RECORDS –
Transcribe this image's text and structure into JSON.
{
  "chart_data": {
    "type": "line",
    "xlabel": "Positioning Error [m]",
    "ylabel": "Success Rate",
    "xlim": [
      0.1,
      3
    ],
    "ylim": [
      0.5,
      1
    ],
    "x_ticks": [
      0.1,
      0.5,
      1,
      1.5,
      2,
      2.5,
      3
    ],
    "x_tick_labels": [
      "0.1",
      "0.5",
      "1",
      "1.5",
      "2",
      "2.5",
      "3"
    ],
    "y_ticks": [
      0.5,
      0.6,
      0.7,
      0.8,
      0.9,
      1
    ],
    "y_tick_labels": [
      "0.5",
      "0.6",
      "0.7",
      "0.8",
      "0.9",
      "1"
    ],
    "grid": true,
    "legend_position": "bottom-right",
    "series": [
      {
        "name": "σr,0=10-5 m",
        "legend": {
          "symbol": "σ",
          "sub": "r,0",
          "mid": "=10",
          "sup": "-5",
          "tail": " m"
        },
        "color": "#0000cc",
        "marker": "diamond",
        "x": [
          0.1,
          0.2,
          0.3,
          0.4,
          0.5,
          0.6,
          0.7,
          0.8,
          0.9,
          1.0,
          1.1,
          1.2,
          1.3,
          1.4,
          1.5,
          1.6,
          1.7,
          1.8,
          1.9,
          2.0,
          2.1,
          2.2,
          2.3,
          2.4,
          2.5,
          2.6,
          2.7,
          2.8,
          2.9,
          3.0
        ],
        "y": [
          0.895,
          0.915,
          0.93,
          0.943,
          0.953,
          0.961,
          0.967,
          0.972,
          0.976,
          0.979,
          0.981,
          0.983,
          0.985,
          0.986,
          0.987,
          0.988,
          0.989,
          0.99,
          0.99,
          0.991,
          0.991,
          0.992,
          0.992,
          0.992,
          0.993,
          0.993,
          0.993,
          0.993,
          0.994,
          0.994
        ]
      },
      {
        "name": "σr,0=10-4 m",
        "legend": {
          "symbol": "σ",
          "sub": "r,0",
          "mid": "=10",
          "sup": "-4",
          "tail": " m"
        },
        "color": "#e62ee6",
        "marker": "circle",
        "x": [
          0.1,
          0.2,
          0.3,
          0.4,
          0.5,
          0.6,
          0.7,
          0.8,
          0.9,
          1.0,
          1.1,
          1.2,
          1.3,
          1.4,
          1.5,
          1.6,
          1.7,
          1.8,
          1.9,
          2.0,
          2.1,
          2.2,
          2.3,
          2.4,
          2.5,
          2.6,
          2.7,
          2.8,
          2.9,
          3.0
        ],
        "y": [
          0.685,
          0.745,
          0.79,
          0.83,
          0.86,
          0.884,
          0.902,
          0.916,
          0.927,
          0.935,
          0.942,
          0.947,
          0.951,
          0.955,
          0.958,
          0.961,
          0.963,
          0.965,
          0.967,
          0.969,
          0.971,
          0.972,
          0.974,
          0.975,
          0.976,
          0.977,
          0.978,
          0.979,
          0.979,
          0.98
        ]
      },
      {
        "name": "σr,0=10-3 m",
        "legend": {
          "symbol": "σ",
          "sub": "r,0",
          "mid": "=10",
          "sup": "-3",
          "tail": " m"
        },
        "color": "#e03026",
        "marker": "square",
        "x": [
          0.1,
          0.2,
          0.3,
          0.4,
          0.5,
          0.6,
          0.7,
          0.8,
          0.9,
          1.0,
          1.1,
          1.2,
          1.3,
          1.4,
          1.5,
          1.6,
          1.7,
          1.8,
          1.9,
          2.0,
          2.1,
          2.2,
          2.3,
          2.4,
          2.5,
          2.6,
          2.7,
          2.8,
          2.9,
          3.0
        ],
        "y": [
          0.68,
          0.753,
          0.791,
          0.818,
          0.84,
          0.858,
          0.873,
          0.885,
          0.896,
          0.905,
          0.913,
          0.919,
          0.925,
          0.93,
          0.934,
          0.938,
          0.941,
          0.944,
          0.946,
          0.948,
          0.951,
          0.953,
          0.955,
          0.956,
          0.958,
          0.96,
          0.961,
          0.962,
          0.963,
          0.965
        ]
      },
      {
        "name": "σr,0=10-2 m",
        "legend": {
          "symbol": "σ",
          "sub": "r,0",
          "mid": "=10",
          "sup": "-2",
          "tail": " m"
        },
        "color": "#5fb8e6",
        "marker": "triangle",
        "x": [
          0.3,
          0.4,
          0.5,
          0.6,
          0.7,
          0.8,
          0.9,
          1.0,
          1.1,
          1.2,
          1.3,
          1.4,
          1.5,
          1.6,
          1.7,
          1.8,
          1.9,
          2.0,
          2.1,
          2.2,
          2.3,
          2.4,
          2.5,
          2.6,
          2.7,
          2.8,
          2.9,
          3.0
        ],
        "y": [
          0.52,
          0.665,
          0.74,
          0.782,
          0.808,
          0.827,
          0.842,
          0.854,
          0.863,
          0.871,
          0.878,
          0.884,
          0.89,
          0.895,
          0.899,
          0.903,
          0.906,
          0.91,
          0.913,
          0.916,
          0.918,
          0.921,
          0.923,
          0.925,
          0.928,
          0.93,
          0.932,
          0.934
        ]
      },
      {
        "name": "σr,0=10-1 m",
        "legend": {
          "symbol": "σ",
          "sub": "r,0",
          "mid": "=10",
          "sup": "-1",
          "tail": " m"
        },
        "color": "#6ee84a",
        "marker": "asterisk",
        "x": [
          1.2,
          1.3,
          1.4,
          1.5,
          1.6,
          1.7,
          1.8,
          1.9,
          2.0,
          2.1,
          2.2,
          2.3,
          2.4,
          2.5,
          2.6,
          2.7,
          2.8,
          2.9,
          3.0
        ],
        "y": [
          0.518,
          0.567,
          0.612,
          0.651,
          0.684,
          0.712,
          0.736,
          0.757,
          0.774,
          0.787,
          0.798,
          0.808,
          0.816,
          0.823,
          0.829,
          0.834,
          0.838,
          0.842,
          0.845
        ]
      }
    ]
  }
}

DIRECTIONS –
Provide an exact reproduction of all the entries shown above.

RESULT FOR THIS EXERCISE –
Transcribe this image's text and structure into JSON.
{
  "chart_data": {
    "type": "line",
    "xlabel": "Positioning Error [m]",
    "ylabel": "Success Rate",
    "xlim": [
      0.1,
      3
    ],
    "ylim": [
      0.5,
      1
    ],
    "x_ticks": [
      0.1,
      0.5,
      1,
      1.5,
      2,
      2.5,
      3
    ],
    "x_tick_labels": [
      "0.1",
      "0.5",
      "1",
      "1.5",
      "2",
      "2.5",
      "3"
    ],
    "y_ticks": [
      0.5,
      0.6,
      0.7,
      0.8,
      0.9,
      1
    ],
    "y_tick_labels": [
      "0.5",
      "0.6",
      "0.7",
      "0.8",
      "0.9",
      "1"
    ],
    "grid": true,
    "legend_position": "bottom-right",
    "series": [
      {
        "name": "σr,0=10-5 m",
        "legend": {
          "symbol": "σ",
          "sub": "r,0",
          "mid": "=10",
          "sup": "-5",
          "tail": " m"
        },
        "color": "#0000cc",
        "marker": "diamond",
        "x": [
          0.1,
          0.2,
          0.3,
          0.4,
          0.5,
          0.6,
          0.7,
          0.8,
          0.9,
          1.0,
          1.1,
          1.2,
          1.3,
          1.4,
          1.5,
          1.6,
          1.7,
          1.8,
          1.9,
          2.0,
          2.1,
          2.2,
          2.3,
          2.4,
          2.5,
          2.6,
          2.7,
          2.8,
          2.9,
          3.0
        ],
        "y": [
          0.895,
          0.915,
          0.93,
          0.943,
          0.953,
          0.961,
          0.967,
          0.972,
          0.976,
          0.979,
          0.981,
          0.983,
          0.985,
          0.986,
          0.987,
          0.988,
          0.989,
          0.99,
          0.99,
          0.991,
          0.991,
          0.992,
          0.992,
          0.992,
          0.993,
          0.993,
          0.993,
          0.993,
          0.994,
          0.994
        ]
      },
      {
        "name": "σr,0=10-4 m",
        "legend": {
          "symbol": "σ",
          "sub": "r,0",
          "mid": "=10",
          "sup": "-4",
          "tail": " m"
        },
        "color": "#e62ee6",
        "marker": "circle",
        "x": [
          0.1,
          0.2,
          0.3,
          0.4,
          0.5,
          0.6,
          0.7,
          0.8,
          0.9,
          1.0,
          1.1,
          1.2,
          1.3,
          1.4,
          1.5,
          1.6,
          1.7,
          1.8,
          1.9,
          2.0,
          2.1,
          2.2,
          2.3,
          2.4,
          2.5,
          2.6,
          2.7,
          2.8,
          2.9,
          3.0
        ],
        "y": [
          0.685,
          0.745,
          0.79,
          0.83,
          0.86,
          0.884,
          0.902,
          0.916,
          0.927,
          0.935,
          0.942,
          0.947,
          0.951,
          0.955,
          0.958,
          0.961,
          0.963,
          0.965,
          0.967,
          0.969,
          0.971,
          0.972,
          0.974,
          0.975,
          0.976,
          0.977,
          0.978,
          0.979,
          0.979,
          0.98
        ]
      },
      {
        "name": "σr,0=10-3 m",
        "legend": {
          "symbol": "σ",
          "sub": "r,0",
          "mid": "=10",
          "sup": "-3",
          "tail": " m"
        },
        "color": "#e03026",
        "marker": "square",
        "x": [
          0.1,
          0.2,
          0.3,
          0.4,
          0.5,
          0.6,
          0.7,
          0.8,
          0.9,
          1.0,
          1.1,
          1.2,
          1.3,
          1.4,
          1.5,
          1.6,
          1.7,
          1.8,
          1.9,
          2.0,
          2.1,
          2.2,
          2.3,
          2.4,
          2.5,
          2.6,
          2.7,
          2.8,
          2.9,
          3.0
        ],
        "y": [
          0.68,
          0.753,
          0.791,
          0.818,
          0.84,
          0.858,
          0.873,
          0.885,
          0.896,
          0.905,
          0.913,
          0.919,
          0.925,
          0.93,
          0.934,
          0.938,
          0.941,
          0.944,
          0.946,
          0.948,
          0.951,
          0.953,
          0.955,
          0.956,
          0.958,
          0.96,
          0.961,
          0.962,
          0.963,
          0.965
        ]
      },
      {
        "name": "σr,0=10-2 m",
        "legend": {
          "symbol": "σ",
          "sub": "r,0",
          "mid": "=10",
          "sup": "-2",
          "tail": " m"
        },
        "color": "#5fb8e6",
        "marker": "triangle",
        "x": [
          0.3,
          0.4,
          0.5,
          0.6,
          0.7,
          0.8,
          0.9,
          1.0,
          1.1,
          1.2,
          1.3,
          1.4,
          1.5,
          1.6,
          1.7,
          1.8,
          1.9,
          2.0,
          2.1,
          2.2,
          2.3,
          2.4,
          2.5,
          2.6,
          2.7,
          2.8,
          2.9,
          3.0
        ],
        "y": [
          0.52,
          0.665,
          0.74,
          0.782,
          0.808,
          0.827,
          0.842,
          0.854,
          0.863,
          0.871,
          0.878,
          0.884,
          0.89,
          0.895,
          0.899,
          0.903,
          0.906,
          0.91,
          0.913,
          0.916,
          0.918,
          0.921,
          0.923,
          0.925,
          0.928,
          0.93,
          0.932,
          0.934
        ]
      },
      {
        "name": "σr,0=10-1 m",
        "legend": {
          "symbol": "σ",
          "sub": "r,0",
          "mid": "=10",
          "sup": "-1",
          "tail": " m"
        },
        "color": "#6ee84a",
        "marker": "asterisk",
        "x": [
          1.2,
          1.3,
          1.4,
          1.5,
          1.6,
          1.7,
          1.8,
          1.9,
          2.0,
          2.1,
          2.2,
          2.3,
          2.4,
          2.5,
          2.6,
          2.7,
          2.8,
          2.9,
          3.0
        ],
        "y": [
          0.518,
          0.567,
          0.612,
          0.651,
          0.684,
          0.712,
          0.736,
          0.757,
          0.774,
          0.787,
          0.798,
          0.808,
          0.816,
          0.823,
          0.829,
          0.834,
          0.838,
          0.842,
          0.845
        ]
      }
    ]
  }
}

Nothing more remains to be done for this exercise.